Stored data
## START
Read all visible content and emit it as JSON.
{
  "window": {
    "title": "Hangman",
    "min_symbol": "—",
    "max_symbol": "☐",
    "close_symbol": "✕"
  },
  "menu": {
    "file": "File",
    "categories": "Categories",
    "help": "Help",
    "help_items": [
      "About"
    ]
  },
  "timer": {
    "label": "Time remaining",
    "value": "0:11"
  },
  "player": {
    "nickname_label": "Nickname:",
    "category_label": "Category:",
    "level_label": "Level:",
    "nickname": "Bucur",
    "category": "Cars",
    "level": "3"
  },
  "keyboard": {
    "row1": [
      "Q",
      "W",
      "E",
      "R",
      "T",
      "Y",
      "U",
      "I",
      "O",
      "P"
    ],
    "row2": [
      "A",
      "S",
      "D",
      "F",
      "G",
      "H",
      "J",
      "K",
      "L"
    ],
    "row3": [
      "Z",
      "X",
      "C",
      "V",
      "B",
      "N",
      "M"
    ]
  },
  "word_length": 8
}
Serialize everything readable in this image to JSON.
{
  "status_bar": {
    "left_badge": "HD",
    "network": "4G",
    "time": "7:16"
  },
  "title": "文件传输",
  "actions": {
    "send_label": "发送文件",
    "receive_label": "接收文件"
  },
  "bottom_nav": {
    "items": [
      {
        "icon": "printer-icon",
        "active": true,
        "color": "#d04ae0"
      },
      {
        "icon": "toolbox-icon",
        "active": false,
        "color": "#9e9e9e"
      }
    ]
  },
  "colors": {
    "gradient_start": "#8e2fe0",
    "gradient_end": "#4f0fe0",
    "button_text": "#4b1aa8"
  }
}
## END
What is required :: Please extract exactly, and only, the lines from the line containing "Serialize everything readable" through the last line of the records.

Finished exercise ::
Serialize everything readable in this image to JSON.
{
  "status_bar": {
    "left_badge": "HD",
    "network": "4G",
    "time": "7:16"
  },
  "title": "文件传输",
  "actions": {
    "send_label": "发送文件",
    "receive_label": "接收文件"
  },
  "bottom_nav": {
    "items": [
      {
        "icon": "printer-icon",
        "active": true,
        "color": "#d04ae0"
      },
      {
        "icon": "toolbox-icon",
        "active": false,
        "color": "#9e9e9e"
      }
    ]
  },
  "colors": {
    "gradient_start": "#8e2fe0",
    "gradient_end": "#4f0fe0",
    "button_text": "#4b1aa8"
  }
}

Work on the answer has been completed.